▶ _AIM OF THE TASK_: Across the entries, how many lines have the string "Fibroblasts" in them? Reply with only a number.

▶ _SUPPLIED MATERIAL_:
** start **
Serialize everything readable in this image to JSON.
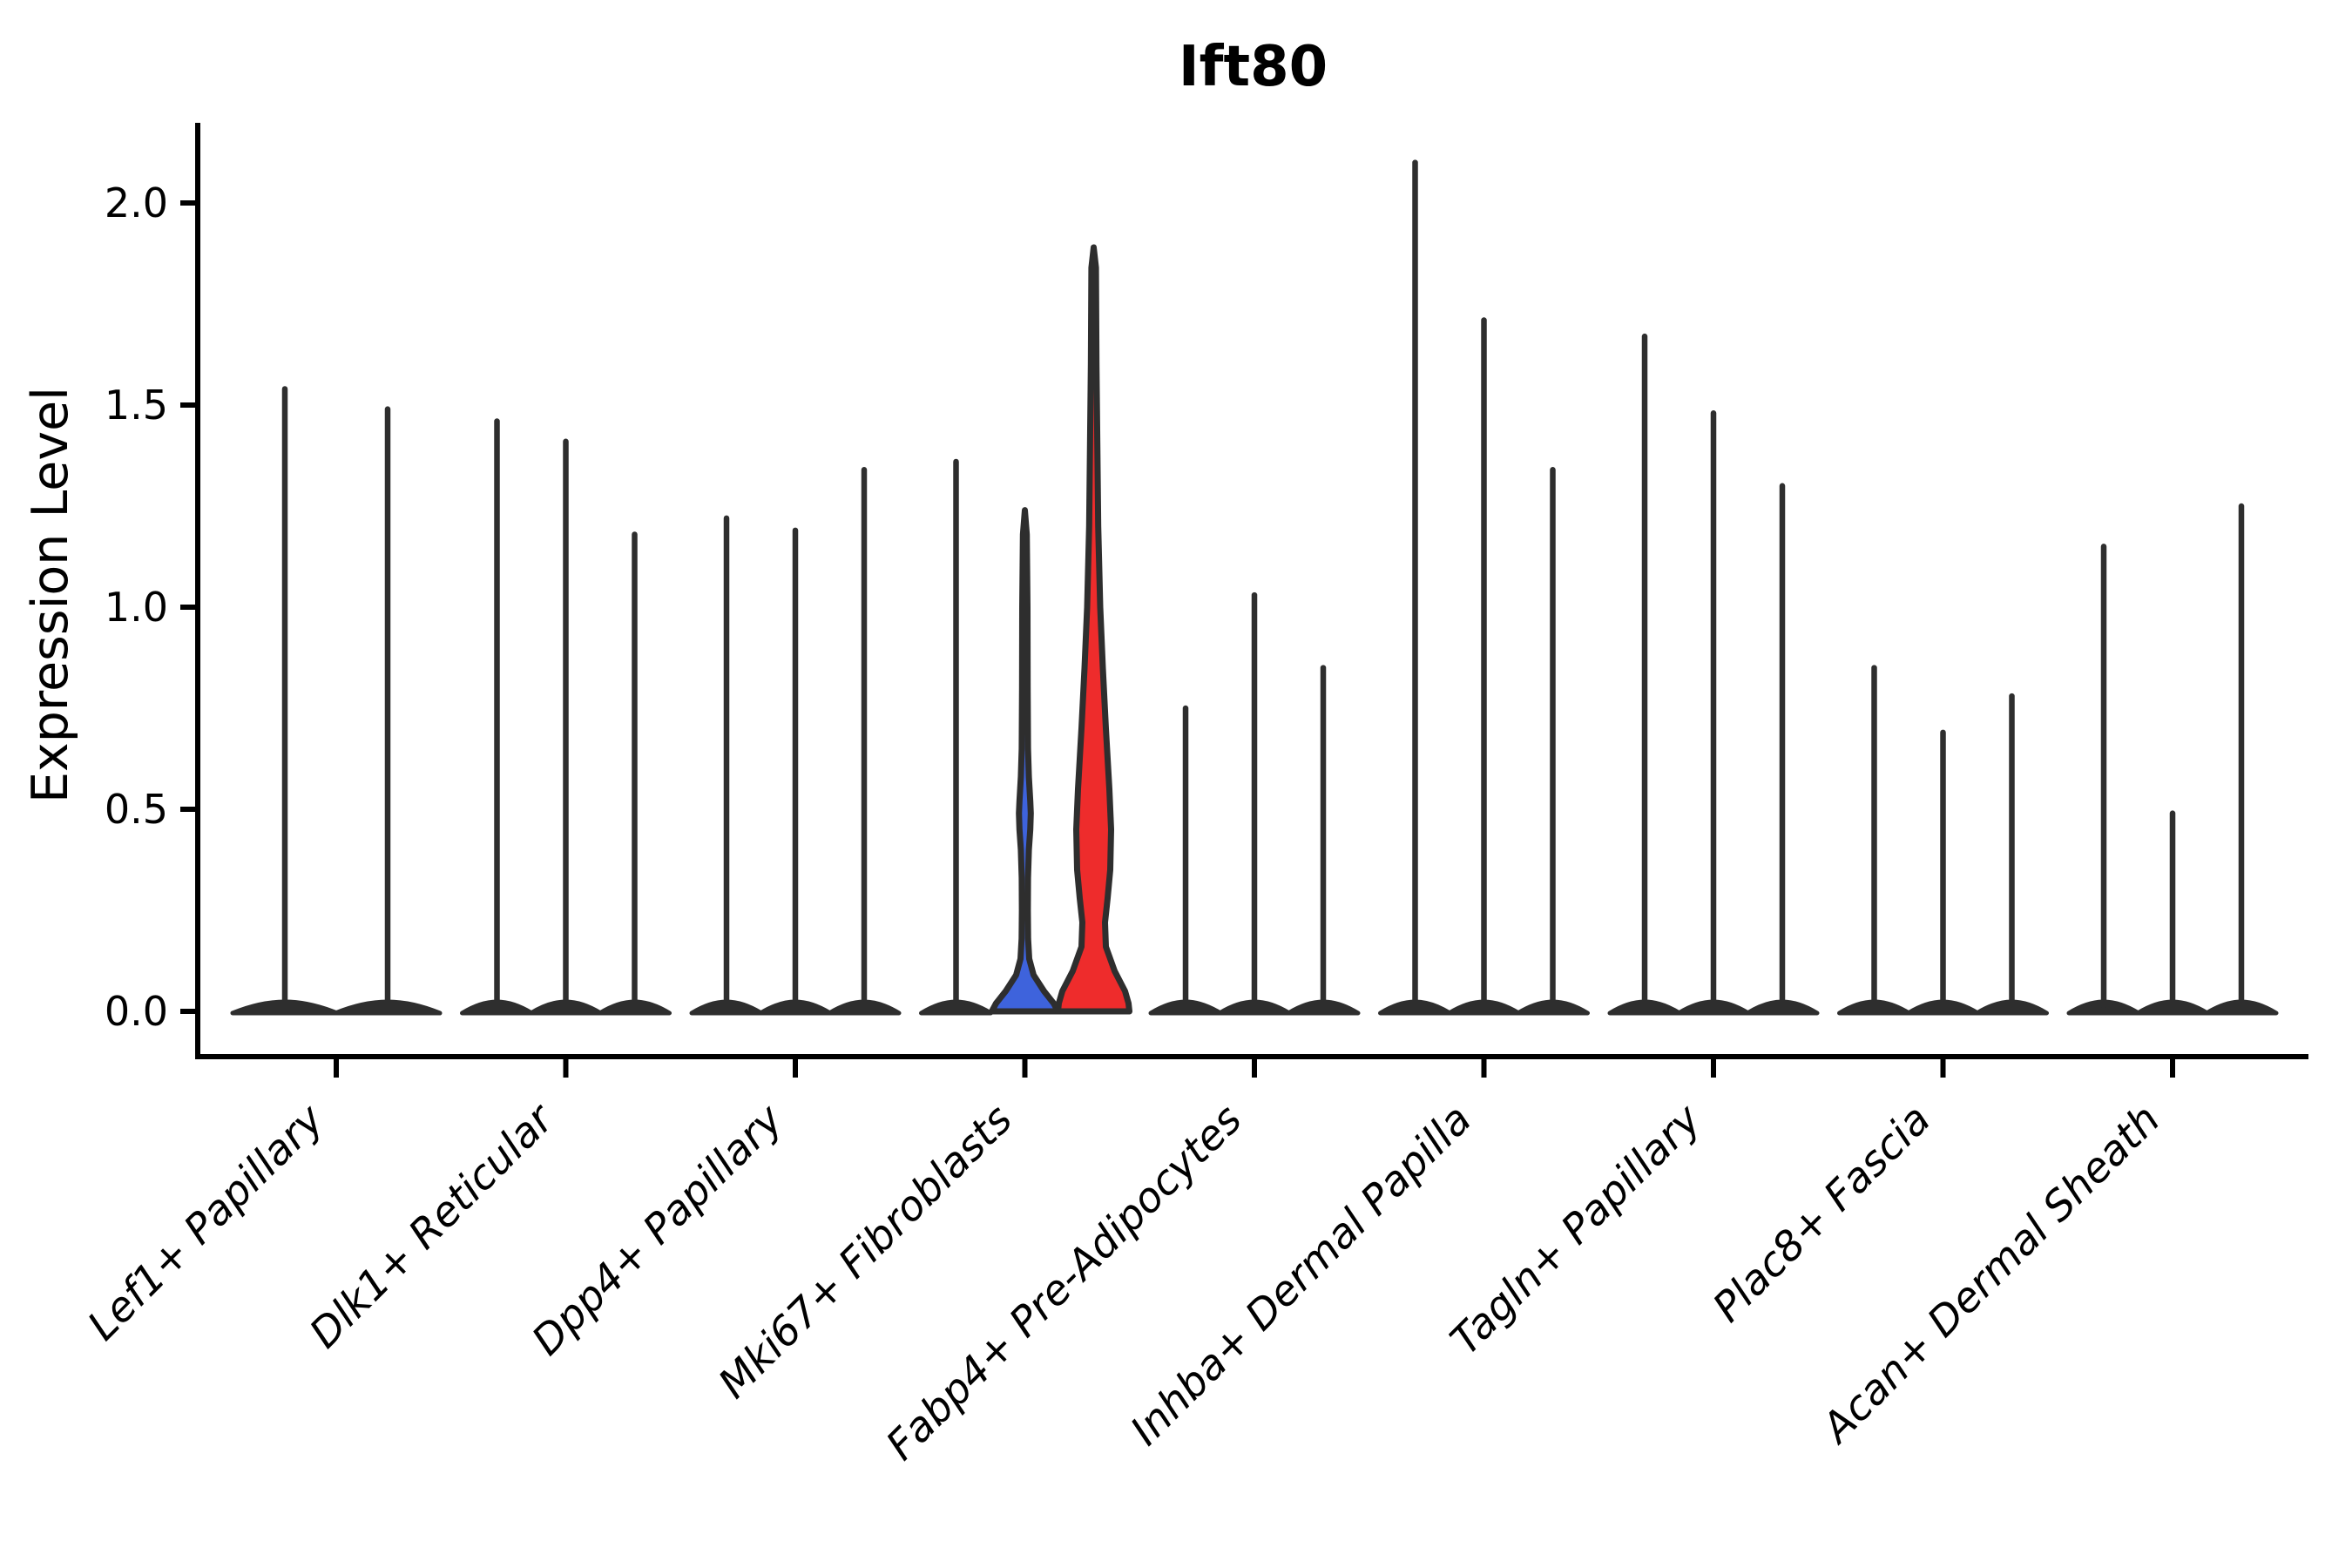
{
  "chart_data": {
    "type": "violin",
    "title": "Ift80",
    "ylabel": "Expression Level",
    "xlabel": "",
    "grid": false,
    "legend_position": "none",
    "ylim": [
      -0.11,
      2.22
    ],
    "yticks": [
      0.0,
      0.5,
      1.0,
      1.5,
      2.0
    ],
    "ytick_labels": [
      "0.0",
      "0.5",
      "1.0",
      "1.5",
      "2.0"
    ],
    "categories": [
      "Lef1+ Papillary",
      "Dlk1+ Reticular",
      "Dpp4+ Papillary",
      "Mki67+ Fibroblasts",
      "Fabp4+ Pre-Adipocytes",
      "Inhba+ Dermal Papilla",
      "Tagln+ Papillary",
      "Plac8+ Fascia",
      "Acan+ Dermal Sheath"
    ],
    "groups": [
      {
        "category": "Lef1+ Papillary",
        "violins": [
          {
            "max": 1.54
          },
          {
            "max": 1.49
          }
        ],
        "wide": true
      },
      {
        "category": "Dlk1+ Reticular",
        "violins": [
          {
            "max": 1.46
          },
          {
            "max": 1.41
          },
          {
            "max": 1.18
          }
        ]
      },
      {
        "category": "Dpp4+ Papillary",
        "violins": [
          {
            "max": 1.22
          },
          {
            "max": 1.19
          },
          {
            "max": 1.34
          }
        ]
      },
      {
        "category": "Mki67+ Fibroblasts",
        "violins": [
          {
            "max": 1.36
          },
          {
            "max": 1.24,
            "fill": "blue"
          },
          {
            "max": 1.89,
            "fill": "red"
          }
        ]
      },
      {
        "category": "Fabp4+ Pre-Adipocytes",
        "violins": [
          {
            "max": 0.75
          },
          {
            "max": 1.03
          },
          {
            "max": 0.85
          }
        ]
      },
      {
        "category": "Inhba+ Dermal Papilla",
        "violins": [
          {
            "max": 2.1
          },
          {
            "max": 1.71
          },
          {
            "max": 1.34
          }
        ]
      },
      {
        "category": "Tagln+ Papillary",
        "violins": [
          {
            "max": 1.67
          },
          {
            "max": 1.48
          },
          {
            "max": 1.3
          }
        ]
      },
      {
        "category": "Plac8+ Fascia",
        "violins": [
          {
            "max": 0.85
          },
          {
            "max": 0.69
          },
          {
            "max": 0.78
          }
        ]
      },
      {
        "category": "Acan+ Dermal Sheath",
        "violins": [
          {
            "max": 1.15
          },
          {
            "max": 0.49
          },
          {
            "max": 1.25
          }
        ]
      }
    ],
    "density_profiles": {
      "blue": [
        [
          1.24,
          0
        ],
        [
          1.18,
          2.2
        ],
        [
          1.0,
          3.0
        ],
        [
          0.8,
          3.2
        ],
        [
          0.65,
          3.6
        ],
        [
          0.58,
          4.6
        ],
        [
          0.52,
          6.2
        ],
        [
          0.49,
          6.8
        ],
        [
          0.45,
          6.2
        ],
        [
          0.4,
          4.6
        ],
        [
          0.33,
          3.6
        ],
        [
          0.25,
          3.4
        ],
        [
          0.18,
          3.7
        ],
        [
          0.13,
          5.0
        ],
        [
          0.09,
          10
        ],
        [
          0.05,
          22
        ],
        [
          0.02,
          33
        ],
        [
          0.0,
          38
        ]
      ],
      "red": [
        [
          1.89,
          0
        ],
        [
          1.84,
          2.6
        ],
        [
          1.6,
          3.2
        ],
        [
          1.4,
          4.2
        ],
        [
          1.2,
          5.2
        ],
        [
          1.0,
          7.5
        ],
        [
          0.85,
          10.5
        ],
        [
          0.7,
          14
        ],
        [
          0.55,
          18
        ],
        [
          0.45,
          20
        ],
        [
          0.35,
          19
        ],
        [
          0.28,
          16
        ],
        [
          0.22,
          13
        ],
        [
          0.16,
          14
        ],
        [
          0.1,
          24
        ],
        [
          0.05,
          36
        ],
        [
          0.02,
          40
        ],
        [
          0.0,
          41
        ]
      ]
    }
  },
  "colors": {
    "background": "#ffffff",
    "axis": "#000000",
    "violin_stroke": "#2e2e2e",
    "violin_dark_fill": "#2e2e2e",
    "highlight_blue": "#3e63dc",
    "highlight_red": "#ee2c2c"
  }
}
** end **
▶ _ANSWER TO THE TASK_: 2